>>>>>
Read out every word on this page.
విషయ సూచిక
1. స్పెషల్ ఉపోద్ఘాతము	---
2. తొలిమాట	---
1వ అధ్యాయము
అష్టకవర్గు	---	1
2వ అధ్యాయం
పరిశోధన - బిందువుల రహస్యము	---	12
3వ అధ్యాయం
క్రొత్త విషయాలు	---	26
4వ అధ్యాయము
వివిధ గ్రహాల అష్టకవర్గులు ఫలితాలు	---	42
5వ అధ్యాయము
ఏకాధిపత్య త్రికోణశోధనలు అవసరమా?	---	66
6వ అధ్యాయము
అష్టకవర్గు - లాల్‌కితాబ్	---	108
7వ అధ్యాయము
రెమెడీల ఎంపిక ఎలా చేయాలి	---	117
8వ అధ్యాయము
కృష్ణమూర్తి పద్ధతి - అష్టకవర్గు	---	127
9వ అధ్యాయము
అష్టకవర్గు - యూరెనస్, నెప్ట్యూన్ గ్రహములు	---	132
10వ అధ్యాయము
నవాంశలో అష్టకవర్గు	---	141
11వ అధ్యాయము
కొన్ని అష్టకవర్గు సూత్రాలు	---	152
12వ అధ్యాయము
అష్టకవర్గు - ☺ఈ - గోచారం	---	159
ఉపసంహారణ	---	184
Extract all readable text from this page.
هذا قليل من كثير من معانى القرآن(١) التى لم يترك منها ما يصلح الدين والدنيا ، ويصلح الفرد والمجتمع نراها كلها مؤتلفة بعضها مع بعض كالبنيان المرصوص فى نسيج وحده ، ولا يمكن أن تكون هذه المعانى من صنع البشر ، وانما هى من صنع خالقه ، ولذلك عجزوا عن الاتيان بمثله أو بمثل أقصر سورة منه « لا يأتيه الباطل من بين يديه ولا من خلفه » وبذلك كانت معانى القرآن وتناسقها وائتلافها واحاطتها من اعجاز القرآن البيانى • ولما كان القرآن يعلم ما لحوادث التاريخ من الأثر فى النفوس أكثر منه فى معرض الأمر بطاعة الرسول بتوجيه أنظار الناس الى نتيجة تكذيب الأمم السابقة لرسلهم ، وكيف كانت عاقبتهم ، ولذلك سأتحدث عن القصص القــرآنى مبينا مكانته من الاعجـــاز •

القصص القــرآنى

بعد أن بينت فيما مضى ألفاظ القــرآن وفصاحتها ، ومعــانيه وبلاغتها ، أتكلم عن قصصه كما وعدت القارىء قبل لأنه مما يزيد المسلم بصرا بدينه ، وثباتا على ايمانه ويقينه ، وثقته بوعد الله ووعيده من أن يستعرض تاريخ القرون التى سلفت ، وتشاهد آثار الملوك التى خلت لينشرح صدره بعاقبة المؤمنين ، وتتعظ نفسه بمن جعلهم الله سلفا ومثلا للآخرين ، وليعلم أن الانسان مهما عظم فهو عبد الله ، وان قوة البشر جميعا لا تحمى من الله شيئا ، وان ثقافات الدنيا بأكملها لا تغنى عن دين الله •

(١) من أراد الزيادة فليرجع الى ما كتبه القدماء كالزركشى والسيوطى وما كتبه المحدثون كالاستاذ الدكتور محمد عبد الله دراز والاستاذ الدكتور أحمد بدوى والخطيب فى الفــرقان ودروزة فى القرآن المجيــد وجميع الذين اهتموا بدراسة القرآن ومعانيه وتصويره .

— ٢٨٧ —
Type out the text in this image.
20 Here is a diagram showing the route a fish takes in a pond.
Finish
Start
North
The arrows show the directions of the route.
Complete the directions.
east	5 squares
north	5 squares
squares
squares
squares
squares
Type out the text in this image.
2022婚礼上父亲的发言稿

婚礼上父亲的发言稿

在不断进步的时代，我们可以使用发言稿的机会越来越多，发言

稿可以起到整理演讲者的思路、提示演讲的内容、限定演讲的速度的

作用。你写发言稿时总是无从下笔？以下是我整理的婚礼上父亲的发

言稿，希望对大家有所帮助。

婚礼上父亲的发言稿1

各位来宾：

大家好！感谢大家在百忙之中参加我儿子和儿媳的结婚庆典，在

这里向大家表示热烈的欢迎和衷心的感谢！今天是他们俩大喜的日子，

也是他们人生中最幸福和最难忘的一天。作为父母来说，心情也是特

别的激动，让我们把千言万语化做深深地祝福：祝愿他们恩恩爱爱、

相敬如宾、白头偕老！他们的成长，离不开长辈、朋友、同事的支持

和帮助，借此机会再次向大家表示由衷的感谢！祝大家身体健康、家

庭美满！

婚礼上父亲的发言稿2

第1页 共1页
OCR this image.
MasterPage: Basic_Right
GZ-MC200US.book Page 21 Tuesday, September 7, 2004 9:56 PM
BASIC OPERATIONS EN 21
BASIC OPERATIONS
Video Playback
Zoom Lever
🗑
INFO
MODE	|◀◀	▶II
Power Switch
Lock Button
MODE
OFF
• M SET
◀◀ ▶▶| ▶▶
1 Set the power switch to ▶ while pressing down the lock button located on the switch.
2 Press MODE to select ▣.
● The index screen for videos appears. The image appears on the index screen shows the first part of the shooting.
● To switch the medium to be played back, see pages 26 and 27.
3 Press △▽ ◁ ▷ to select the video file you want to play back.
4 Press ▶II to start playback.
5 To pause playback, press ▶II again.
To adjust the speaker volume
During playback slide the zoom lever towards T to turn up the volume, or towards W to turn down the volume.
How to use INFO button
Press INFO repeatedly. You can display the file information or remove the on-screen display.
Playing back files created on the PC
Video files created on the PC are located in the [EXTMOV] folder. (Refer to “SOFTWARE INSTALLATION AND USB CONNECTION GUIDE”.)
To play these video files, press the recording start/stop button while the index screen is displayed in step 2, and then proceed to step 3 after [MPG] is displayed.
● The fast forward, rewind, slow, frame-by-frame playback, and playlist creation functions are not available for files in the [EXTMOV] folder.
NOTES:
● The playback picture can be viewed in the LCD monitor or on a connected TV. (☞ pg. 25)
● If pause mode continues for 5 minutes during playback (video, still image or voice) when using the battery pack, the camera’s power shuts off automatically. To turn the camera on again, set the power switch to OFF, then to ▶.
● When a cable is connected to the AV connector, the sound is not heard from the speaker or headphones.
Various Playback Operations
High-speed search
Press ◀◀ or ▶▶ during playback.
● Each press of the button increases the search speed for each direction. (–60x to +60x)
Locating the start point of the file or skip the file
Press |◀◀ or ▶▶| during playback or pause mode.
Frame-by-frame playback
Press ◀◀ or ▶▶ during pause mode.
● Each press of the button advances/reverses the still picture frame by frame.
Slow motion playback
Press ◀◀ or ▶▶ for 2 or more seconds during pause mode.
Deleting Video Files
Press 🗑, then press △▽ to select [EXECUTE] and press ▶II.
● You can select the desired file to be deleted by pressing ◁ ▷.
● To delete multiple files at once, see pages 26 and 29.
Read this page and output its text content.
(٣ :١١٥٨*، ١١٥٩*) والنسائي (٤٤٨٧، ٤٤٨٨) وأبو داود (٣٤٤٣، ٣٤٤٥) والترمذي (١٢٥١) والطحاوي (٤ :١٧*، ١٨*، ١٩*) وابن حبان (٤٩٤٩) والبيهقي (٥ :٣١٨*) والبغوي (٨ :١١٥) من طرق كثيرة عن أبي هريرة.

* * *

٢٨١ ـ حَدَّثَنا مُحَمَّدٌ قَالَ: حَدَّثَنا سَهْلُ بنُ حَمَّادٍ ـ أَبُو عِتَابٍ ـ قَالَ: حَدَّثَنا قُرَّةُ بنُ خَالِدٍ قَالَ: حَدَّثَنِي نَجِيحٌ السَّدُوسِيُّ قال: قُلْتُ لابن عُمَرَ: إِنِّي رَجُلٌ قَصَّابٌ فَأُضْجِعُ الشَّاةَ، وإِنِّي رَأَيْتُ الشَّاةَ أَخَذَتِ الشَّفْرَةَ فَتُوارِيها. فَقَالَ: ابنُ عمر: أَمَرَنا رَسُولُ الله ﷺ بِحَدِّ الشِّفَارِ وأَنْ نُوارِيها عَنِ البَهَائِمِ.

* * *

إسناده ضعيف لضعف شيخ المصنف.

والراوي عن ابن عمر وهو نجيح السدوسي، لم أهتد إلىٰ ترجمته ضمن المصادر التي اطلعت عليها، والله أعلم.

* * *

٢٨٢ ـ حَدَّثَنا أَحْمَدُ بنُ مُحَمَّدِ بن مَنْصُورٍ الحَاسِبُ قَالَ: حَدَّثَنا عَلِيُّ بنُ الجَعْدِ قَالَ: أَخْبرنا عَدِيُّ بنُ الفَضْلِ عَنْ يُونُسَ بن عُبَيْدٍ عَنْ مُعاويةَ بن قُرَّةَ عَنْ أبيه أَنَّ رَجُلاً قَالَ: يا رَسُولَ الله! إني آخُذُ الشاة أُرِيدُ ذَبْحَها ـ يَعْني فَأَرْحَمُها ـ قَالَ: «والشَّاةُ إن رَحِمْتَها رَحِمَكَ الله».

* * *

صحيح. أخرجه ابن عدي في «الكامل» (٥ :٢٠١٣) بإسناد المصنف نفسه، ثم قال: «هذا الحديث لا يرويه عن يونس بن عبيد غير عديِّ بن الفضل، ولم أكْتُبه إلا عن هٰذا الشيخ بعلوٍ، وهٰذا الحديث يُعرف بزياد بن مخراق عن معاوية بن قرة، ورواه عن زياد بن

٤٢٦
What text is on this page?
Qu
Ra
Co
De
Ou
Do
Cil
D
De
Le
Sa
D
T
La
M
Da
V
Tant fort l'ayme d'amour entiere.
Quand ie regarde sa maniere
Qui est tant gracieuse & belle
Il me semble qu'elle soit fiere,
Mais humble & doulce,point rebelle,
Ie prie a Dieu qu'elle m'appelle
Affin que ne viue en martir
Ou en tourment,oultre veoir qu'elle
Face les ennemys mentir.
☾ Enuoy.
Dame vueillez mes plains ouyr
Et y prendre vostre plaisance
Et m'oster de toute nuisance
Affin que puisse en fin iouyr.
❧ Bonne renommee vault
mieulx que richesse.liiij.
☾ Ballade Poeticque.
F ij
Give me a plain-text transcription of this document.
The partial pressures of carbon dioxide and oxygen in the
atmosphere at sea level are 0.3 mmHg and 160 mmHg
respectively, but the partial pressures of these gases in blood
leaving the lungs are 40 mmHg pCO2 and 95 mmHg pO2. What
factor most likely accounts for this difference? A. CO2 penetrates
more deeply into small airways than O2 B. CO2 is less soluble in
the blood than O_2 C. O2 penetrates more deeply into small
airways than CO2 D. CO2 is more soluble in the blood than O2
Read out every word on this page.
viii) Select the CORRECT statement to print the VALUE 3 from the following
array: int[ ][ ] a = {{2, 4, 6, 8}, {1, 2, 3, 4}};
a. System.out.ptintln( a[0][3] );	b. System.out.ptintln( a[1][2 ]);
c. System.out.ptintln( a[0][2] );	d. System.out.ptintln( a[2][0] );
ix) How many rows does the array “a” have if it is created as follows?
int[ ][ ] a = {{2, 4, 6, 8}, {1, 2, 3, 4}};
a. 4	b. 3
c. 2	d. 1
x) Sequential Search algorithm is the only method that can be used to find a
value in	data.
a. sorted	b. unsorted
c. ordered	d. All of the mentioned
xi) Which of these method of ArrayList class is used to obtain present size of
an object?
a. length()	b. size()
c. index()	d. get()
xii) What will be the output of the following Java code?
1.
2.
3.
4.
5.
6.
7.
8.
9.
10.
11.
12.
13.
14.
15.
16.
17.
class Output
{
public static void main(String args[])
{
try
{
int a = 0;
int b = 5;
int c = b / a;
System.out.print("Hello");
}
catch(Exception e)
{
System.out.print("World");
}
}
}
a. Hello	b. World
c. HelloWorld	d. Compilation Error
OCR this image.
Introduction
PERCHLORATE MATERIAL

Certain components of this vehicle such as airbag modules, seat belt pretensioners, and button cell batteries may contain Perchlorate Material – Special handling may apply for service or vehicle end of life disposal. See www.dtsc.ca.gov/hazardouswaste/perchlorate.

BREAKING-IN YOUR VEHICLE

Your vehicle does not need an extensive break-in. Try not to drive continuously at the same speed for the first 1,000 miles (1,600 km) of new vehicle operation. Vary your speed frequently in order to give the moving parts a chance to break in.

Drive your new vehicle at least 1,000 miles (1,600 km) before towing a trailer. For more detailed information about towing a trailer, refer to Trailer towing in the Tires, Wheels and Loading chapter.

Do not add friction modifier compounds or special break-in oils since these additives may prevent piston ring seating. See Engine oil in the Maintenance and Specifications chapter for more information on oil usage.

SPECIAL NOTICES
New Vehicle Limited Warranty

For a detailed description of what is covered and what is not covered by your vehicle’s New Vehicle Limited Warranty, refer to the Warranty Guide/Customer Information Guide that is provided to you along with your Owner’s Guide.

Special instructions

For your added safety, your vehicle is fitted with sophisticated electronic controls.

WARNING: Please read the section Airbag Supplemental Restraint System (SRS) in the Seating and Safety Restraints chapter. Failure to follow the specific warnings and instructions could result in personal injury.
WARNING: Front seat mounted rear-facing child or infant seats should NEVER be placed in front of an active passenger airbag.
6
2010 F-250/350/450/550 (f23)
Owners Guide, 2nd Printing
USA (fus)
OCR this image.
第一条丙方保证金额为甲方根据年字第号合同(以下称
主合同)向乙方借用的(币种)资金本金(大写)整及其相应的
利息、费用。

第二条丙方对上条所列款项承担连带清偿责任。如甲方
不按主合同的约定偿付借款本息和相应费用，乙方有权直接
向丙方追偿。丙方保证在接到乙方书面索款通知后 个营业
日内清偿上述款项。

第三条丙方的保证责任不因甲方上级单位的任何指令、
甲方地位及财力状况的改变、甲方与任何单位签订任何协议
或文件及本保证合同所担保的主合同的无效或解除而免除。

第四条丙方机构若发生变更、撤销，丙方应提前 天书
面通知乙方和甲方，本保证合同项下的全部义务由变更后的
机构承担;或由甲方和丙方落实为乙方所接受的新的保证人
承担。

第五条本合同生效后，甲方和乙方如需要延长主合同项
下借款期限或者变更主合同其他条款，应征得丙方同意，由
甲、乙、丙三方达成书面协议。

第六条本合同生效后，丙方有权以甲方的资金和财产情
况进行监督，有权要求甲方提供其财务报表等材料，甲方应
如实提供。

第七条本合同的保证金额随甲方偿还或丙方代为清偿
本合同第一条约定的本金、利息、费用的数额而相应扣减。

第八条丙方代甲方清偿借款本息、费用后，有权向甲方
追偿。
<<<<<
(Given problem)
All lines holding the word "again" should be picked out and copied.

(Worked solution)
5 To pause playback, press ▶II again.
● If pause mode continues for 5 minutes during playback (video, still image or voice) when using the battery pack, the camera’s power shuts off automatically. To turn the camera on again, set the power switch to OFF, then to ▶.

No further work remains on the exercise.